Entries with figure data:
begin
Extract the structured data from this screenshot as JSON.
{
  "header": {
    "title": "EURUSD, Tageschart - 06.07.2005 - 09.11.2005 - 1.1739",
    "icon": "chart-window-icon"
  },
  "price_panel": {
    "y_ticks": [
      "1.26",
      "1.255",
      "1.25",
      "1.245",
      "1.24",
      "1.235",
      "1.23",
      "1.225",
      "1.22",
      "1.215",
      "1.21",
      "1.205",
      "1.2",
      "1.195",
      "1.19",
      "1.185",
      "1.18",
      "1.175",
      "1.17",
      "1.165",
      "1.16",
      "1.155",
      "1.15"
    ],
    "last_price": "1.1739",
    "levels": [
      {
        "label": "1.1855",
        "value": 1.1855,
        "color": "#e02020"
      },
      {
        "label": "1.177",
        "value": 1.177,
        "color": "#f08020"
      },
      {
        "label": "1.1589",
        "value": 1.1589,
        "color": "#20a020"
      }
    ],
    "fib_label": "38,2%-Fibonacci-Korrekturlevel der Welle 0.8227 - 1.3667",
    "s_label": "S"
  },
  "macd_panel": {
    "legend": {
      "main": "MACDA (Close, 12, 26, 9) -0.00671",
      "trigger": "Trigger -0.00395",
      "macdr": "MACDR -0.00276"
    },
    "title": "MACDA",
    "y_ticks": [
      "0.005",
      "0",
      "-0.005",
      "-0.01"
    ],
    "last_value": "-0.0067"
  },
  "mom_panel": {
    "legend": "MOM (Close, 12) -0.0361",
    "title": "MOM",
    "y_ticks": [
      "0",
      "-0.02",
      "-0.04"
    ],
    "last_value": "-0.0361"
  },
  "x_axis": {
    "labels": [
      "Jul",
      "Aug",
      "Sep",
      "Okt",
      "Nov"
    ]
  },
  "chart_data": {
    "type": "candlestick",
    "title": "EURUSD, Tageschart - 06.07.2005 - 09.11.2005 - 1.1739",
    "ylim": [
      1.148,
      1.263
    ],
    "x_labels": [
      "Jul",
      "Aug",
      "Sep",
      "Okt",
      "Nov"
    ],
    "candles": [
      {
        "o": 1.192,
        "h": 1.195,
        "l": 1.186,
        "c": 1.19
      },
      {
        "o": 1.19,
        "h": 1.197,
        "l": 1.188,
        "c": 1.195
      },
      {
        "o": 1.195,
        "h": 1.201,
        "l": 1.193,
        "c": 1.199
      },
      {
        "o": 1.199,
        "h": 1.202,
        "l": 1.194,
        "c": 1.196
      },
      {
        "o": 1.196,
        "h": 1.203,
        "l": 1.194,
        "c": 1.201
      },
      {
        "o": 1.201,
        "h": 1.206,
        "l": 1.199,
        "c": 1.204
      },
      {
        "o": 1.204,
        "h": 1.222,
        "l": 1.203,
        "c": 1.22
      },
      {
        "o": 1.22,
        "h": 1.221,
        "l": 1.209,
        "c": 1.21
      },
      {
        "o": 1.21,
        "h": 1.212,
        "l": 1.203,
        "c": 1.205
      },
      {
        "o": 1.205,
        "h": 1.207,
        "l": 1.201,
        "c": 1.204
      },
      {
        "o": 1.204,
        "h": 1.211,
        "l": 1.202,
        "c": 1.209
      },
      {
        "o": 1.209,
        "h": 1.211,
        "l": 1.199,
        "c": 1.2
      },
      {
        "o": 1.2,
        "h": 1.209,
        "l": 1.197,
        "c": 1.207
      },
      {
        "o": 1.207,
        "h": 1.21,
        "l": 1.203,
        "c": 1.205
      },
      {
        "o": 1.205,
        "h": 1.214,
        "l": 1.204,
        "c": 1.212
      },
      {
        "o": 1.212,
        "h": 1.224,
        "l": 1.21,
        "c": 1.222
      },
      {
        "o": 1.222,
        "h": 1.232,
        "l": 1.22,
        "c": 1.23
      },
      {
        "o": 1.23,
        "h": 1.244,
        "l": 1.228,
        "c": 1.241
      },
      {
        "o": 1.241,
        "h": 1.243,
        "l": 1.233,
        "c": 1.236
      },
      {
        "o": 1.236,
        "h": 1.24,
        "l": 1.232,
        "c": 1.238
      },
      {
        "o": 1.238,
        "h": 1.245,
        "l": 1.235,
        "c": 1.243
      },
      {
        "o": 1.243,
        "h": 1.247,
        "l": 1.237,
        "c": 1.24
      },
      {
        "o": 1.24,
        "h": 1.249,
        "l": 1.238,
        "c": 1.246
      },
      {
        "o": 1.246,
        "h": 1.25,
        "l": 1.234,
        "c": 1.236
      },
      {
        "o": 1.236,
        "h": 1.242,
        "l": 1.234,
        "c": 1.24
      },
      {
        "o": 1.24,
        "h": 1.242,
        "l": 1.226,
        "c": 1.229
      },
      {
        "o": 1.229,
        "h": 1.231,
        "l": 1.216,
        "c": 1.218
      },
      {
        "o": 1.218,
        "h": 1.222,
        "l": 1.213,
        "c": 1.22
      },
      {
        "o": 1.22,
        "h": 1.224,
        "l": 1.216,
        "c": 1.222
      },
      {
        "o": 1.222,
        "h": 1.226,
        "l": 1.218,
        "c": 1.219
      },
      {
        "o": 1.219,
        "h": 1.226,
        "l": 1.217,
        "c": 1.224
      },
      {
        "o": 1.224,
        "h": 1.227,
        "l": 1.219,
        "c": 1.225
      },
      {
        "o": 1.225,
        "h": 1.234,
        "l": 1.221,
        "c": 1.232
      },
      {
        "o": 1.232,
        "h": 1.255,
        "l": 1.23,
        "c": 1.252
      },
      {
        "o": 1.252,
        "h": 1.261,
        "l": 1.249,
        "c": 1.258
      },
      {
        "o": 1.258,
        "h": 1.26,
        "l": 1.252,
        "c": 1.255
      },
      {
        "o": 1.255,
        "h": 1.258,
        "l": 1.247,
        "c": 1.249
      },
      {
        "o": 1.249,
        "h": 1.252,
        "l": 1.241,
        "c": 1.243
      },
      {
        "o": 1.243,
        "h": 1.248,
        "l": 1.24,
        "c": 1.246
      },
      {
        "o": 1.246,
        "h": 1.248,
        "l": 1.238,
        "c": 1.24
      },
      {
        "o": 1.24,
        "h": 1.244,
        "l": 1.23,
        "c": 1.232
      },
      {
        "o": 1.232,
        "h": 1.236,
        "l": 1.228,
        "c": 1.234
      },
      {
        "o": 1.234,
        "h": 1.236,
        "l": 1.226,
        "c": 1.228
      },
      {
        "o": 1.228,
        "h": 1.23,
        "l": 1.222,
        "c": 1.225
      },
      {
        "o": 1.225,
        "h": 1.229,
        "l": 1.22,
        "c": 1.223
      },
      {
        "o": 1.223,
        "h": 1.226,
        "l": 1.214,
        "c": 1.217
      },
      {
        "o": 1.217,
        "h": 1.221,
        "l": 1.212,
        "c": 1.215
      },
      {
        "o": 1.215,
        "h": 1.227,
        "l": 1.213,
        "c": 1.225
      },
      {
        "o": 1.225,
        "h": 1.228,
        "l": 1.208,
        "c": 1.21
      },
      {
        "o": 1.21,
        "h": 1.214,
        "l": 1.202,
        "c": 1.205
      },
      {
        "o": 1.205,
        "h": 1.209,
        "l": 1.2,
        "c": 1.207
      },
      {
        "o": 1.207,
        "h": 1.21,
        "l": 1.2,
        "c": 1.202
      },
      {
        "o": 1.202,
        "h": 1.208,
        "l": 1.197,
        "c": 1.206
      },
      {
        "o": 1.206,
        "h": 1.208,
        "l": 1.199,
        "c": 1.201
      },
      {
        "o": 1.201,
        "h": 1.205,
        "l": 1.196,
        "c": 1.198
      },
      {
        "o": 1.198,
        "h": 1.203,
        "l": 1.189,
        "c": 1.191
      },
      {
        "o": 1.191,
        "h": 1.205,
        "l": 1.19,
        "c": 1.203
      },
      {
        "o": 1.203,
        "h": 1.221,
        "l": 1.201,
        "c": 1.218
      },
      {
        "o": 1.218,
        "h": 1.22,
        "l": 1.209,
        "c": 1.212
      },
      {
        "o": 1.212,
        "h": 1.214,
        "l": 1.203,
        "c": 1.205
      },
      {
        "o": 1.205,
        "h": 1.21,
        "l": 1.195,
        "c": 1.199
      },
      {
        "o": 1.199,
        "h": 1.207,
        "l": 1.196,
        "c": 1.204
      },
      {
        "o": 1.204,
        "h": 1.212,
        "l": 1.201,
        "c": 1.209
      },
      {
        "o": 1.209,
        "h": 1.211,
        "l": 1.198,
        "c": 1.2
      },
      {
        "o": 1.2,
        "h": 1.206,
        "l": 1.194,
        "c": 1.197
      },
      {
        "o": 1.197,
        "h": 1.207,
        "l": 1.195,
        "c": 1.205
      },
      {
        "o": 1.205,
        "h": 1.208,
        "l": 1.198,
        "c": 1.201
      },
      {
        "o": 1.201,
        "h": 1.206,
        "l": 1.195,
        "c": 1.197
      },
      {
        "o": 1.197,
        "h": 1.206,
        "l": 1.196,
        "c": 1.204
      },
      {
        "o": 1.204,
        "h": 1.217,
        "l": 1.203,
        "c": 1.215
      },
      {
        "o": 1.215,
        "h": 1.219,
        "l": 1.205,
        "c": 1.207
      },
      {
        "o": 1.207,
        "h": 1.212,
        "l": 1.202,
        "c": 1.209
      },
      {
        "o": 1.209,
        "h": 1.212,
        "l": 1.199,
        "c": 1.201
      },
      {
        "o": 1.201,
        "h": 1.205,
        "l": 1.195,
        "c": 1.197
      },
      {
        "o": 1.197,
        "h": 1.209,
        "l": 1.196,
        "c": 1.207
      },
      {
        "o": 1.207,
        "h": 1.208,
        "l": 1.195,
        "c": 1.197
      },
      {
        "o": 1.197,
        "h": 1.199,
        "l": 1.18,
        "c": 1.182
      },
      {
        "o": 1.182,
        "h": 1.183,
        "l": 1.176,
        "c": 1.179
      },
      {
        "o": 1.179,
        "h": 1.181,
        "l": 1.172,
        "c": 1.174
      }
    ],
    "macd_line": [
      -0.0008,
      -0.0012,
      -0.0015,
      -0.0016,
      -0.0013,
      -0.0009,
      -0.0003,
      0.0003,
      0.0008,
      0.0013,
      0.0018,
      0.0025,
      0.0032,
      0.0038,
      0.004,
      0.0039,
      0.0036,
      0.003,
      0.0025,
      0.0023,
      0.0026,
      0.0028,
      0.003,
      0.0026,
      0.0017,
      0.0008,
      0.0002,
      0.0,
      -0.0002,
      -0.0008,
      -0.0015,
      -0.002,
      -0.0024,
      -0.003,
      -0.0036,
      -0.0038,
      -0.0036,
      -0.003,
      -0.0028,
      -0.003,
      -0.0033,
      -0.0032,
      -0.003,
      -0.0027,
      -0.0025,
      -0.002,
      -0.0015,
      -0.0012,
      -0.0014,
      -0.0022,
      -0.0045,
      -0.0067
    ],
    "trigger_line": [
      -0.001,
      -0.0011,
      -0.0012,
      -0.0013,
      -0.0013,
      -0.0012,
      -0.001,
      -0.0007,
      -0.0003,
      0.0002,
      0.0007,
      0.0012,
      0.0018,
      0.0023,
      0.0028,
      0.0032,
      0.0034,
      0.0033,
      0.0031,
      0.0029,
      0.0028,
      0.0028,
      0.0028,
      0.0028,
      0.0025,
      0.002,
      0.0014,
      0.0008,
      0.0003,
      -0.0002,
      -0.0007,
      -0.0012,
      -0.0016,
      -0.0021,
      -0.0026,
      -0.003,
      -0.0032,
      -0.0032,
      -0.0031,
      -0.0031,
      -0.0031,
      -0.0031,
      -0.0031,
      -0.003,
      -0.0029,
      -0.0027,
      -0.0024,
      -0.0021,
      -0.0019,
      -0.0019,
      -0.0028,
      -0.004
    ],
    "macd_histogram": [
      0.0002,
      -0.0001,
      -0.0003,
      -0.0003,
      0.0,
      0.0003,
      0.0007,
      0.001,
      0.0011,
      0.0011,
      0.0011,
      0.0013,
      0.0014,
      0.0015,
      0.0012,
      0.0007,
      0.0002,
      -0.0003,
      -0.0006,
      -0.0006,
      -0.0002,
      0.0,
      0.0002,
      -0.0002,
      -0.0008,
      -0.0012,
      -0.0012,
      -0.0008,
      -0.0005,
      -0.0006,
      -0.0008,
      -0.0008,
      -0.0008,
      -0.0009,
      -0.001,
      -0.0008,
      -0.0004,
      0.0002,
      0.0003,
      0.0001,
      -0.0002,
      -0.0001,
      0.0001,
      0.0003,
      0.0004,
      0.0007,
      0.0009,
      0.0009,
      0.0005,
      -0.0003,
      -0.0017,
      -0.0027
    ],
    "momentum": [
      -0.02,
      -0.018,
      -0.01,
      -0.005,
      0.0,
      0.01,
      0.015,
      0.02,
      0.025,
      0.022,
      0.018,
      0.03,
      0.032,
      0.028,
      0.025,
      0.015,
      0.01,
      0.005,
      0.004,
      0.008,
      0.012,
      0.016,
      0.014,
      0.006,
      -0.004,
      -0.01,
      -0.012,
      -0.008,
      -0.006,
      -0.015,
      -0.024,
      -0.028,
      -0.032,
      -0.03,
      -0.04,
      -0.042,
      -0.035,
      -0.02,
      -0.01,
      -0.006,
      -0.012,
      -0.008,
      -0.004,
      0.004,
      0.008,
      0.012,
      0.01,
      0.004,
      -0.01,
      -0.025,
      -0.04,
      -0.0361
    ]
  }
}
end
What to do:
Isolate the lines that hold the word "color" and copy all of them.

Problem solution:
        "color": "#e02020"
        "color": "#f08020"
        "color": "#20a020"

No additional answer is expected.